### What to do
Please copy everything in the records below, from the line containing "bar-1 (343, 950, 447, 1142)" down to the line containing "bar-value-label: 7.8% (977, 957, 1039, 987)", including both of those lines, character for character.

### Information supplied
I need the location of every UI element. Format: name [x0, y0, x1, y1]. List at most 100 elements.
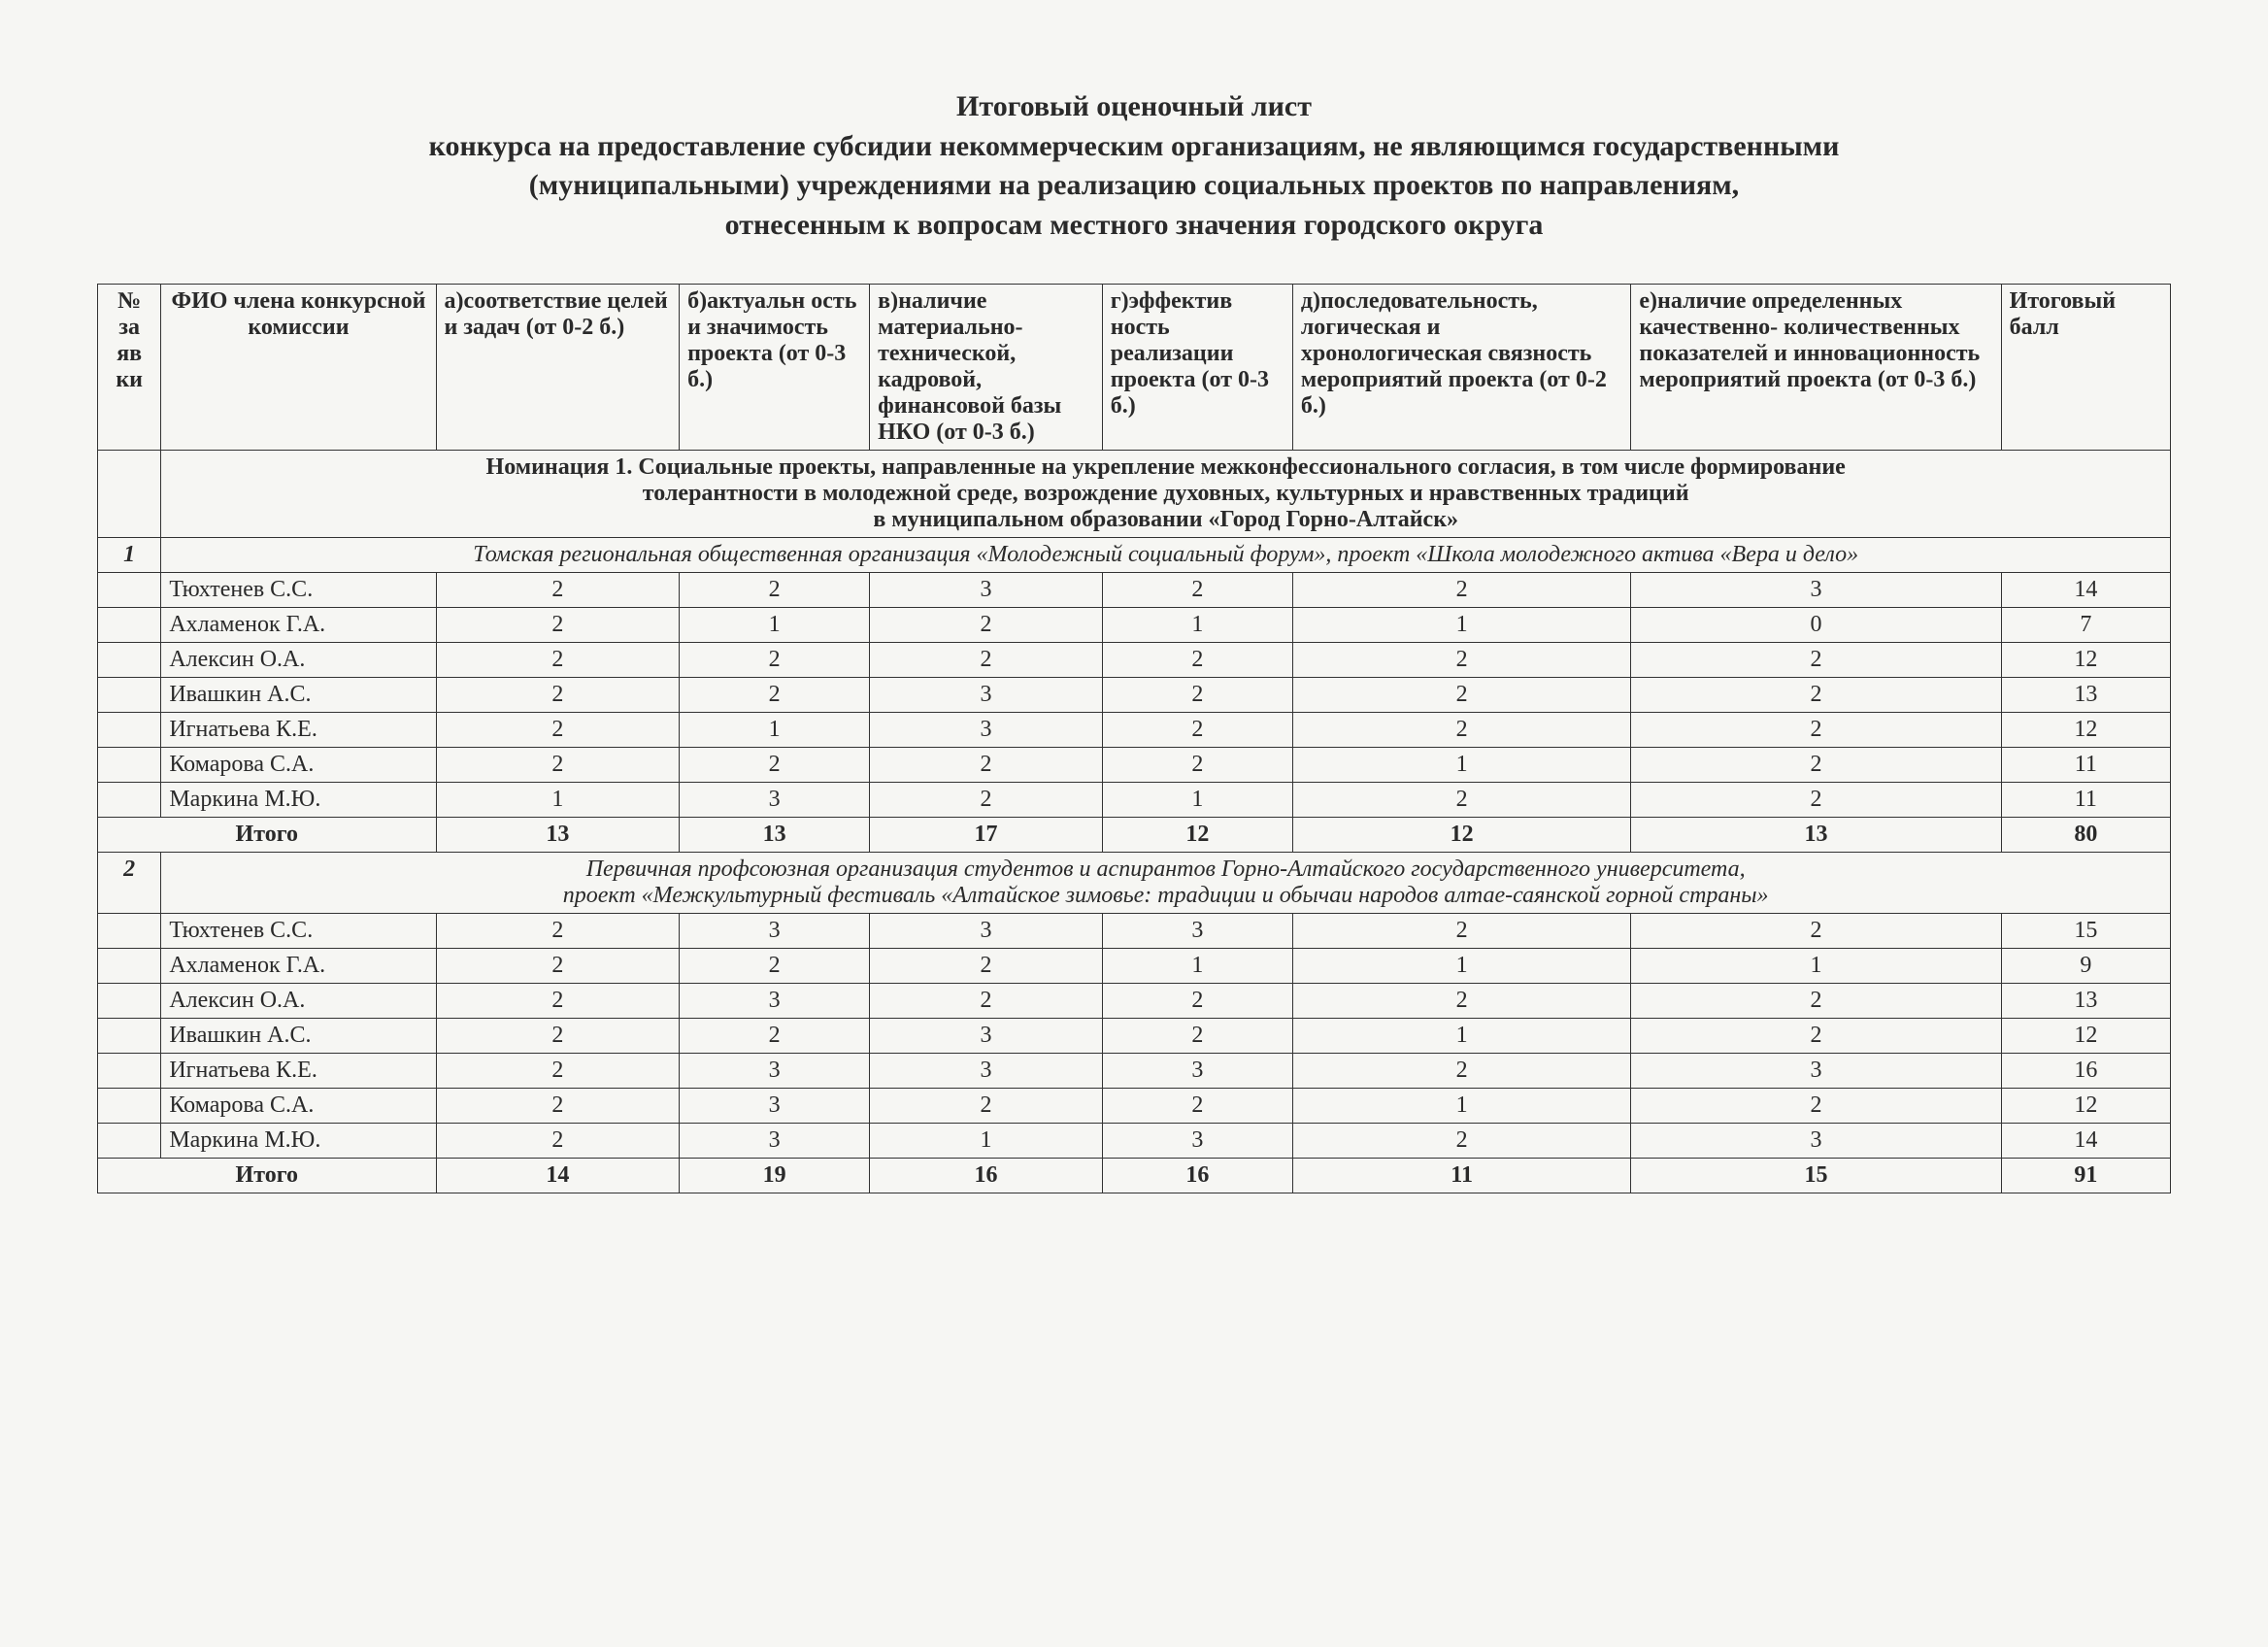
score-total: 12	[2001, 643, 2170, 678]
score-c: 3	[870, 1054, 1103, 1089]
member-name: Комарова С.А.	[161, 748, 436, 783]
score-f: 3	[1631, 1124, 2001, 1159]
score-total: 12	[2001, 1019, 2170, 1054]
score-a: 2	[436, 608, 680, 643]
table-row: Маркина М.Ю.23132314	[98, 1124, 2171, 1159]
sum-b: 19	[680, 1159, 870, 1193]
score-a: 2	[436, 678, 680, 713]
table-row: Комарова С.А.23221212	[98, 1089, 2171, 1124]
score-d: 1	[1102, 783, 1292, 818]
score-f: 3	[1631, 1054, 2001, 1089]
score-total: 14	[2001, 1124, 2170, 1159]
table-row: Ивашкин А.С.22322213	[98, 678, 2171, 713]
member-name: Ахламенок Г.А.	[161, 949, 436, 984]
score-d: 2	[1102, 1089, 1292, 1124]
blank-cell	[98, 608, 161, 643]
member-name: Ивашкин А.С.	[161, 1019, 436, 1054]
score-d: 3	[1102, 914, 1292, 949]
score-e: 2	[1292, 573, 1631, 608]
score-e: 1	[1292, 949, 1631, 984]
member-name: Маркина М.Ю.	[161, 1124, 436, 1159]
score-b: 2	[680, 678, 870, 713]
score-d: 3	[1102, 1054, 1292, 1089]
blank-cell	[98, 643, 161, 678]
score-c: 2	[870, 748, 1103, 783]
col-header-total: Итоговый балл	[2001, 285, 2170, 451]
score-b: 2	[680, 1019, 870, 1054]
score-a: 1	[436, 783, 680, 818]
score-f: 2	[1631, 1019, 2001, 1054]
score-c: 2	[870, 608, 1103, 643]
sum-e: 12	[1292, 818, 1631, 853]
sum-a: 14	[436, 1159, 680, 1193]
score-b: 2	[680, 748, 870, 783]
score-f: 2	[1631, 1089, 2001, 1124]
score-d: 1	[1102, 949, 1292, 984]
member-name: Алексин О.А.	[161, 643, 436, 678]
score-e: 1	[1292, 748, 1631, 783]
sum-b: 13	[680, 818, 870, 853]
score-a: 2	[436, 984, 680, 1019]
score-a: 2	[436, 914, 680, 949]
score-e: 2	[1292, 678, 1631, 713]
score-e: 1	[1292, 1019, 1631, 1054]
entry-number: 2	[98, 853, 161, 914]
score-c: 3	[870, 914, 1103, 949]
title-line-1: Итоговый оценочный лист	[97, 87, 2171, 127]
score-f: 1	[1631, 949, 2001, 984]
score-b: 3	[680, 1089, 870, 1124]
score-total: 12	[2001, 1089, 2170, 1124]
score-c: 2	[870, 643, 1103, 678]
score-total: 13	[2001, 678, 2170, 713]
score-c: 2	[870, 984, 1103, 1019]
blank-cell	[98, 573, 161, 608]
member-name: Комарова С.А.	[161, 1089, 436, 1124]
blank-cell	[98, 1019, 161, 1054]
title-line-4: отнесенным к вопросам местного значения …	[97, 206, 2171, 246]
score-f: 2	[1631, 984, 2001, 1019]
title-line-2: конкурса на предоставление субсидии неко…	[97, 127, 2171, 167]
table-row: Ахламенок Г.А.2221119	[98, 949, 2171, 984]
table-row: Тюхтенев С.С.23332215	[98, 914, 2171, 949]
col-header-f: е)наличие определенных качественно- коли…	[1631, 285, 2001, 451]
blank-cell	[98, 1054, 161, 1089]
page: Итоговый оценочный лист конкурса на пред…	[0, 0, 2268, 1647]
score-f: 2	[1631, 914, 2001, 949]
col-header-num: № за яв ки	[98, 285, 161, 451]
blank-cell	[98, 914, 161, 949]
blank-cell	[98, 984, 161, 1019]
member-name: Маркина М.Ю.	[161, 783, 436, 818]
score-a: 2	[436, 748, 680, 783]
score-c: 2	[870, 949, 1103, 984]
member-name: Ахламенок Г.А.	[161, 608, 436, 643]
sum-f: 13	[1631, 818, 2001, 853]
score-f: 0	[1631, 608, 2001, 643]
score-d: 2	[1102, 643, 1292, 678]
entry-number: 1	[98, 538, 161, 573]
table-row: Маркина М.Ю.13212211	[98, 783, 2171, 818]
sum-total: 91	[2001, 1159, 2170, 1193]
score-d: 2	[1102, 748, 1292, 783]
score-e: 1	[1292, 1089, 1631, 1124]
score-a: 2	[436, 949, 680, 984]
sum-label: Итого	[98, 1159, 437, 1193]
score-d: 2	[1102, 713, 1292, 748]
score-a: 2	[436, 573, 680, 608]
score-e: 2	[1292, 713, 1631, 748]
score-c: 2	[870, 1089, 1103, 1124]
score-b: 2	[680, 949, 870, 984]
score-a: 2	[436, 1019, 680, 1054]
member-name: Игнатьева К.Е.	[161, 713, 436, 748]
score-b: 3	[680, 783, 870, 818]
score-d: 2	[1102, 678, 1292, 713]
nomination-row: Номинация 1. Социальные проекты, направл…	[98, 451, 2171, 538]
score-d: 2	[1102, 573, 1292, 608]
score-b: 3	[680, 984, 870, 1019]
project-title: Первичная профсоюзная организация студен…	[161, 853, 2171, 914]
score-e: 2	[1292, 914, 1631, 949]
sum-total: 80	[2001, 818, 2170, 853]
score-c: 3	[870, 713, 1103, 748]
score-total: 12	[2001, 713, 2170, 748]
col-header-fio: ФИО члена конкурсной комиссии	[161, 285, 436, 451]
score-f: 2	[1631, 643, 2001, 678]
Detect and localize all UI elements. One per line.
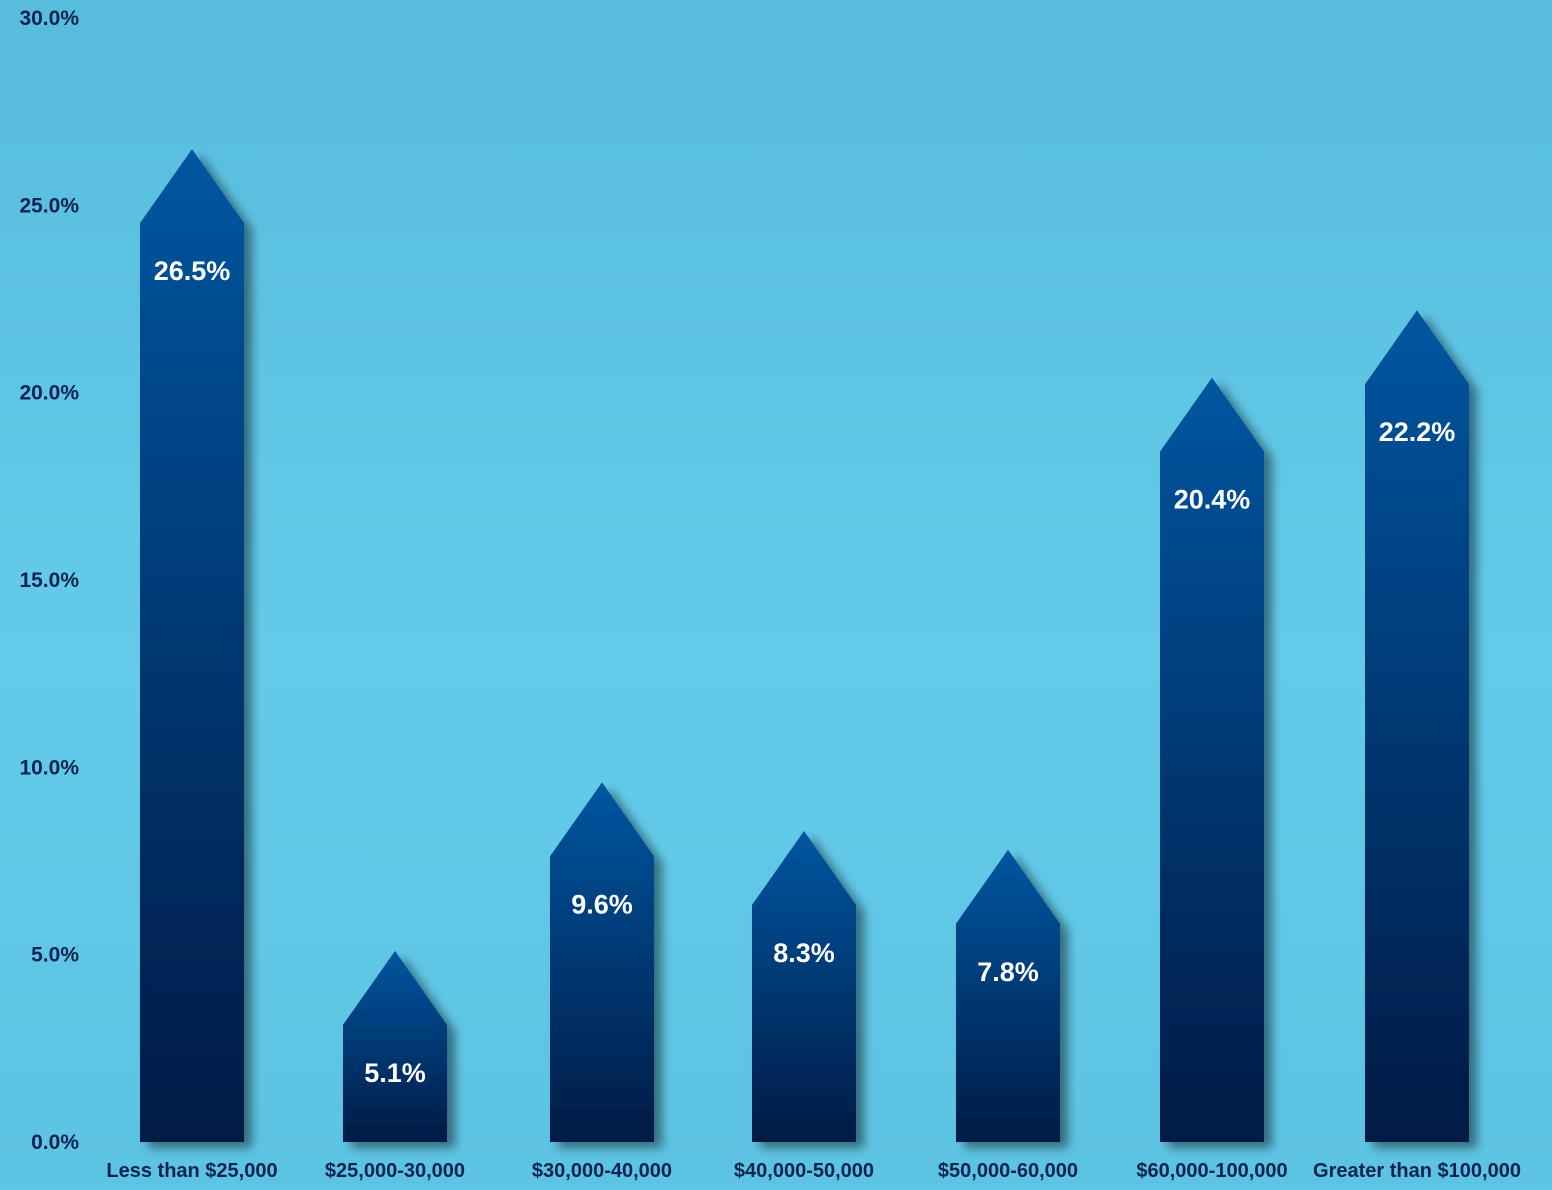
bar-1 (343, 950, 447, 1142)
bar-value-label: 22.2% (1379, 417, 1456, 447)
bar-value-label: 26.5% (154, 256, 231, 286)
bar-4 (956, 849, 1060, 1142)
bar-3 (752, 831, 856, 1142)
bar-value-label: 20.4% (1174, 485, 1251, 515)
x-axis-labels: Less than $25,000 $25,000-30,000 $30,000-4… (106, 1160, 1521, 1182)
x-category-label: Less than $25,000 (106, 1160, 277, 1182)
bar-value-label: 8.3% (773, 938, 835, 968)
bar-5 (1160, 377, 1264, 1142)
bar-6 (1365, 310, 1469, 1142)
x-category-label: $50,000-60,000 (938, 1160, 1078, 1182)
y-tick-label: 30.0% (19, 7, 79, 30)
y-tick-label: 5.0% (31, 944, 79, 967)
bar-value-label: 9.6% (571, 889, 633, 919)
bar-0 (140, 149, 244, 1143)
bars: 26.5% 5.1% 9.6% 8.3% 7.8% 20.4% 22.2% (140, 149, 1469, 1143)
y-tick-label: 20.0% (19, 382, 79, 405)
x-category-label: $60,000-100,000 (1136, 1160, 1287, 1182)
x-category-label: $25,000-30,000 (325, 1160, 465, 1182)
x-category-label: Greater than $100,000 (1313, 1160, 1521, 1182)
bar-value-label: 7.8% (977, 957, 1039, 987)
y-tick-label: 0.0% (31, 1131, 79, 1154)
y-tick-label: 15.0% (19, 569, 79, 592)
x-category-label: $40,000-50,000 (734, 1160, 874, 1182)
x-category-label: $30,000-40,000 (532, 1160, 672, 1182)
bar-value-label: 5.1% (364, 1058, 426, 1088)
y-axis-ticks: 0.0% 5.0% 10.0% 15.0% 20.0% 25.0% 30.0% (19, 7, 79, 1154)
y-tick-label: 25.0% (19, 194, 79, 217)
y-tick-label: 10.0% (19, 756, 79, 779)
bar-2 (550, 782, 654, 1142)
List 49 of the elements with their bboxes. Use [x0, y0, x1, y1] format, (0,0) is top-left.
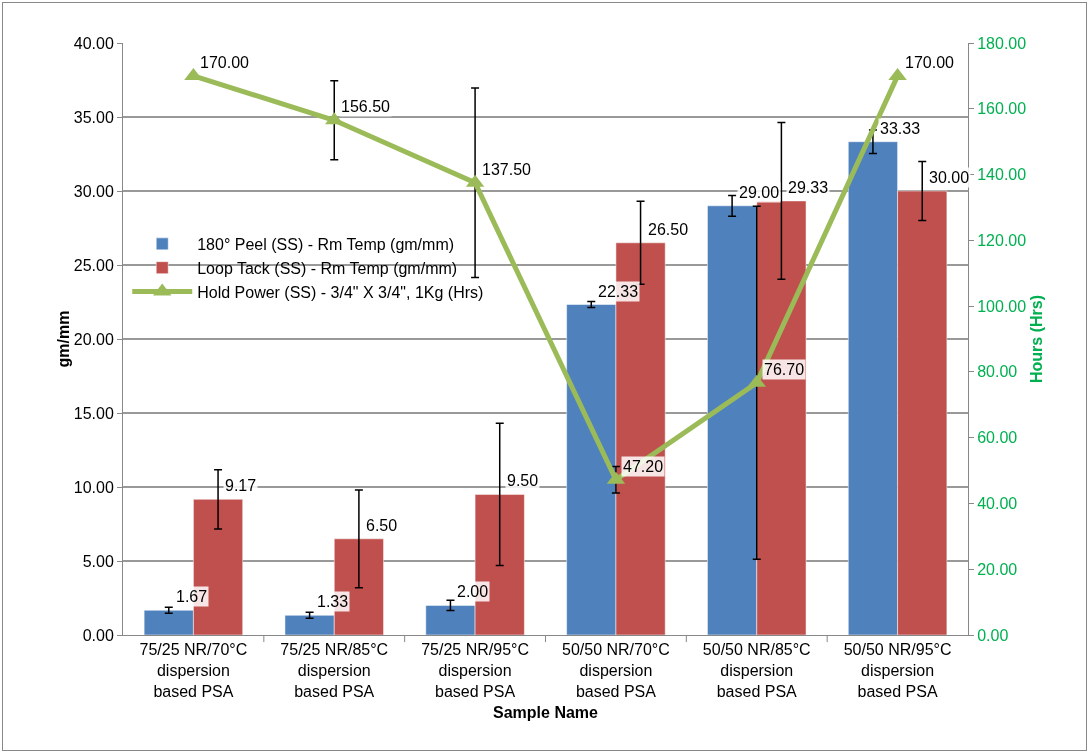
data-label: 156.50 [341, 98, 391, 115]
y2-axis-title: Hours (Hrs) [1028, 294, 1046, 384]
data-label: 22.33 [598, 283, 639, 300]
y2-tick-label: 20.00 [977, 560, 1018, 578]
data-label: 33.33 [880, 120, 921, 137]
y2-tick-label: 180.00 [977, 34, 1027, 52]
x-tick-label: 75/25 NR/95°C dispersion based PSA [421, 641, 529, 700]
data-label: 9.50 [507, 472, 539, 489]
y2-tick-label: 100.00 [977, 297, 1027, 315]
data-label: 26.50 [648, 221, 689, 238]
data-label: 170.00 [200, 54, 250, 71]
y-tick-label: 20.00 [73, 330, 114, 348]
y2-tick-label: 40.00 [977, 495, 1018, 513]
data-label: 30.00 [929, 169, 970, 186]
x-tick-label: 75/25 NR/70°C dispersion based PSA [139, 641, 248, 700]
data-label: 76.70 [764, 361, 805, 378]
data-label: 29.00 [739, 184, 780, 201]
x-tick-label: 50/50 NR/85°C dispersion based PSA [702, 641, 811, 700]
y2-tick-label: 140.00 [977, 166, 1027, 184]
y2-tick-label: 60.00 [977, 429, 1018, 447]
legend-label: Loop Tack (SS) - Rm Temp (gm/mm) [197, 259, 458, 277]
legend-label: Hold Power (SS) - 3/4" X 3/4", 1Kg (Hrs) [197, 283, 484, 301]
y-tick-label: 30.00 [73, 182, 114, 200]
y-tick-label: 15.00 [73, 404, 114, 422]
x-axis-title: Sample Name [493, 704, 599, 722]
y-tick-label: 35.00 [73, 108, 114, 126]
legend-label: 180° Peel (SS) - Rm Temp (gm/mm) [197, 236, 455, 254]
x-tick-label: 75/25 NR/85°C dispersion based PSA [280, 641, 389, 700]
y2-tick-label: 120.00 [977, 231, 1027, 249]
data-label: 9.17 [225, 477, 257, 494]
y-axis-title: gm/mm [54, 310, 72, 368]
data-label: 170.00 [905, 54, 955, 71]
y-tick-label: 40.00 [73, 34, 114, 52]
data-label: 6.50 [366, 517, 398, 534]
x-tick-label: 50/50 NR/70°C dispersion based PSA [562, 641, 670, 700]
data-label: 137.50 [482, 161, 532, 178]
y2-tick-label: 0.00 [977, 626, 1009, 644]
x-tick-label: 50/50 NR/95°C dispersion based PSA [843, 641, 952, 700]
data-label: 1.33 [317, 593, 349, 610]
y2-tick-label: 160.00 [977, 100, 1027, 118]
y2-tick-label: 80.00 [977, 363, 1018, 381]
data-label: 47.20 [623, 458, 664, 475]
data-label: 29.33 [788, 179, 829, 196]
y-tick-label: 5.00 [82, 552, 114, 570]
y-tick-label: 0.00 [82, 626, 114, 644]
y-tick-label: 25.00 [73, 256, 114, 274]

### Exercise answer
bar-1 (343, 950, 447, 1142)
bar-value-label: 22.2% (1379, 417, 1456, 447)
bar-value-label: 26.5% (154, 256, 231, 286)
bar-4 (956, 849, 1060, 1142)
bar-3 (752, 831, 856, 1142)
bar-value-label: 20.4% (1174, 485, 1251, 515)
x-axis-labels: Less than $25,000 $25,000-30,000 $30,000-4… (106, 1160, 1521, 1182)
x-category-label: Less than $25,000 (106, 1160, 277, 1182)
bar-value-label: 8.3% (773, 938, 835, 968)
bar-5 (1160, 377, 1264, 1142)
bar-6 (1365, 310, 1469, 1142)
x-category-label: $50,000-60,000 (938, 1160, 1078, 1182)
y-tick-label: 30.0% (19, 7, 79, 30)
y-tick-label: 5.0% (31, 944, 79, 967)
bar-value-label: 9.6% (571, 889, 633, 919)
bar-0 (140, 149, 244, 1143)
bars: 26.5% 5.1% 9.6% 8.3% 7.8% 20.4% 22.2% (140, 149, 1469, 1143)
y-tick-label: 20.0% (19, 382, 79, 405)
x-category-label: $60,000-100,000 (1136, 1160, 1287, 1182)
x-category-label: $25,000-30,000 (325, 1160, 465, 1182)
x-category-label: Greater than $100,000 (1313, 1160, 1521, 1182)
bar-value-label: 7.8% (977, 957, 1039, 987)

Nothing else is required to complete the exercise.